**Work to be completed:** Say how many lines hold the string "Suggestions", and nothing more.

** BEGIN Entries **

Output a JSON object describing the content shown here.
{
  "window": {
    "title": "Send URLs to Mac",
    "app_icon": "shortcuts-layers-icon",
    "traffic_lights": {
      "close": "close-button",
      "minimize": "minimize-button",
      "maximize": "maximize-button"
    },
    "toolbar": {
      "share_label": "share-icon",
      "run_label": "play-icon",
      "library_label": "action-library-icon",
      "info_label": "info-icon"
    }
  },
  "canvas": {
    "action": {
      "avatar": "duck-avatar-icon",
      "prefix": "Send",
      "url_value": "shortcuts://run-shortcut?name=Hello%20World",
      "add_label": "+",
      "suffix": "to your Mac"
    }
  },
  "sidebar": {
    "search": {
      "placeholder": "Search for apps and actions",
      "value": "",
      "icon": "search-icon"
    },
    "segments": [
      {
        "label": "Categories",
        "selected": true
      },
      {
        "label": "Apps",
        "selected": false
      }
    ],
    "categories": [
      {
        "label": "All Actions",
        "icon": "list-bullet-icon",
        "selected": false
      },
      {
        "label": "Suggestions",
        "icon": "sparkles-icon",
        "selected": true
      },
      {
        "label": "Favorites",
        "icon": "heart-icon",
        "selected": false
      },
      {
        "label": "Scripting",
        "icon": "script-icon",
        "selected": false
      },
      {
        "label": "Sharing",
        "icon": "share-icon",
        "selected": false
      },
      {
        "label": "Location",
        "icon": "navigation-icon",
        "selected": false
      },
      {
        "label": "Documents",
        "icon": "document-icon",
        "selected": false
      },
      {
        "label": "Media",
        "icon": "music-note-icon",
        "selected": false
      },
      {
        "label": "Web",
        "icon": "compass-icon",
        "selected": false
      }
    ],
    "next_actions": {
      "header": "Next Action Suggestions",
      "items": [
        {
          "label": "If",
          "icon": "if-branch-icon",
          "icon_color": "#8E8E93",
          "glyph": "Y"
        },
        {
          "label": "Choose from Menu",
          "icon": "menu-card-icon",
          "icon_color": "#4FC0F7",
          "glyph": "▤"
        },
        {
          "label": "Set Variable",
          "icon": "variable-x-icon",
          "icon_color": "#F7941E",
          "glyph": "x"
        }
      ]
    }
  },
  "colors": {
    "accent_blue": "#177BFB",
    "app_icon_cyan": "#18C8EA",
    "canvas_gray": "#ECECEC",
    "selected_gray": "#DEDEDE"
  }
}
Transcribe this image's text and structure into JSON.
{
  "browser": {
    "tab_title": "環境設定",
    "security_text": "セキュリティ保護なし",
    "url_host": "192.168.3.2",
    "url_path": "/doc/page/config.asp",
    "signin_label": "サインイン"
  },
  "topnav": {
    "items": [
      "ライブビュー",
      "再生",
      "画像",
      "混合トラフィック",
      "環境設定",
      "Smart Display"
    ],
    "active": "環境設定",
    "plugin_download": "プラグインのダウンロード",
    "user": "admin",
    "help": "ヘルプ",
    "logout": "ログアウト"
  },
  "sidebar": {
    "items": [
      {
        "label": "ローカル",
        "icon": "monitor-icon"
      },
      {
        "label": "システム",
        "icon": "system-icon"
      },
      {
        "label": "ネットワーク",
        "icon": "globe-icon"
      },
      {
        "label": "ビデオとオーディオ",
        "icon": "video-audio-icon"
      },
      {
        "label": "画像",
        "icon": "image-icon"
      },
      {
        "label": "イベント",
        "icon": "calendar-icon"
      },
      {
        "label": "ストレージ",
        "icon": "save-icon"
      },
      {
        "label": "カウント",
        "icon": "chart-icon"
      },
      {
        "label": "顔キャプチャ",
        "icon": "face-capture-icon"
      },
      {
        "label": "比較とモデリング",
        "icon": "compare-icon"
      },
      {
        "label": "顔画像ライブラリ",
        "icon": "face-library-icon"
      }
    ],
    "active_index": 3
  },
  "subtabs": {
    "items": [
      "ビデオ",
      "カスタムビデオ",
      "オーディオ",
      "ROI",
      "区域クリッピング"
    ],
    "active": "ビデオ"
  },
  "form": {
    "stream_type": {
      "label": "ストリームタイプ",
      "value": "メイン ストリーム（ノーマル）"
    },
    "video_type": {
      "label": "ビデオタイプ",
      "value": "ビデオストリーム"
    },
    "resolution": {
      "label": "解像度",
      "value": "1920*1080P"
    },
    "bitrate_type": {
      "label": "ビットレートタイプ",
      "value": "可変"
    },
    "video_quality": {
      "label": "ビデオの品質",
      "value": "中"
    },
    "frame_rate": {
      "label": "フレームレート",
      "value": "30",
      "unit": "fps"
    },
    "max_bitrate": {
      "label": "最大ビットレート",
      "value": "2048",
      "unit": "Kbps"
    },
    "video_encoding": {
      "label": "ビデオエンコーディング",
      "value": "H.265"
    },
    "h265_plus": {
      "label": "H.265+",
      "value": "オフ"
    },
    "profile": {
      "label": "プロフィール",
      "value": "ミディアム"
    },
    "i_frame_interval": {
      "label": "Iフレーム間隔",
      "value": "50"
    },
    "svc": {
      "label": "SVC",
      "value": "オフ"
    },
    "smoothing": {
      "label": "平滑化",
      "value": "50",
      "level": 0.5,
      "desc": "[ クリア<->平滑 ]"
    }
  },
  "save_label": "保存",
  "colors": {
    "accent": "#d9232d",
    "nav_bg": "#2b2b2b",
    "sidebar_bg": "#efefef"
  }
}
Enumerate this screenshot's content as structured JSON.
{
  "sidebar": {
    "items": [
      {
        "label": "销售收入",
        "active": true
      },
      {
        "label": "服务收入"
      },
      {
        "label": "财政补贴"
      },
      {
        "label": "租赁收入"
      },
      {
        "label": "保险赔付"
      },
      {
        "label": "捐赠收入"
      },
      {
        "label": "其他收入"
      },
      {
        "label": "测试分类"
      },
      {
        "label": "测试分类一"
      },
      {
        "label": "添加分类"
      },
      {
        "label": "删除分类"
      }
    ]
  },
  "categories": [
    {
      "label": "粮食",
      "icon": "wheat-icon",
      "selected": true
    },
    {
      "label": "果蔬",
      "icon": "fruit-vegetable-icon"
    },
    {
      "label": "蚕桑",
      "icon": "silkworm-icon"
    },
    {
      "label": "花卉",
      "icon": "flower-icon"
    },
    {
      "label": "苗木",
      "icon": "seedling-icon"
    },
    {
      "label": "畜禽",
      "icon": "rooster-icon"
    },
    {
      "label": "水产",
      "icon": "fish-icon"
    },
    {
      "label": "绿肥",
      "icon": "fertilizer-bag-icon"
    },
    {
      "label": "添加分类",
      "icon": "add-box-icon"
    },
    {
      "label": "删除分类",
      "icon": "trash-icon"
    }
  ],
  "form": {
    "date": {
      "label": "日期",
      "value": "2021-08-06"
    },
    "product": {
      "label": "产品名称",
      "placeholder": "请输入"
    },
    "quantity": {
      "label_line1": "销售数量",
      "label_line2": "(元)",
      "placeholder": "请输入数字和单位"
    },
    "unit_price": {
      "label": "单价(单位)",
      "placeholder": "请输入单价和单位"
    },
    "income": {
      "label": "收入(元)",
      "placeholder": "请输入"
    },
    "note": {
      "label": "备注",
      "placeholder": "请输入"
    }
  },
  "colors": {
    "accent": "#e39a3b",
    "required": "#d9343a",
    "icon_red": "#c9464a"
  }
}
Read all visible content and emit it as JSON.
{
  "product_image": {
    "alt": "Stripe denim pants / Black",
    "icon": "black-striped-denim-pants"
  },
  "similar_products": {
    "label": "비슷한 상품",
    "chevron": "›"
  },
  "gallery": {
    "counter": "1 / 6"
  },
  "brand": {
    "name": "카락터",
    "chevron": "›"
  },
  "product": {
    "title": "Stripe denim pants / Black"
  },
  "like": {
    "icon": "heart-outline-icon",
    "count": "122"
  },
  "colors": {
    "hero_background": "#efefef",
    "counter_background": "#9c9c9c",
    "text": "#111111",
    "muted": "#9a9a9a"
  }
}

** END Entries **

**The completed task:** 2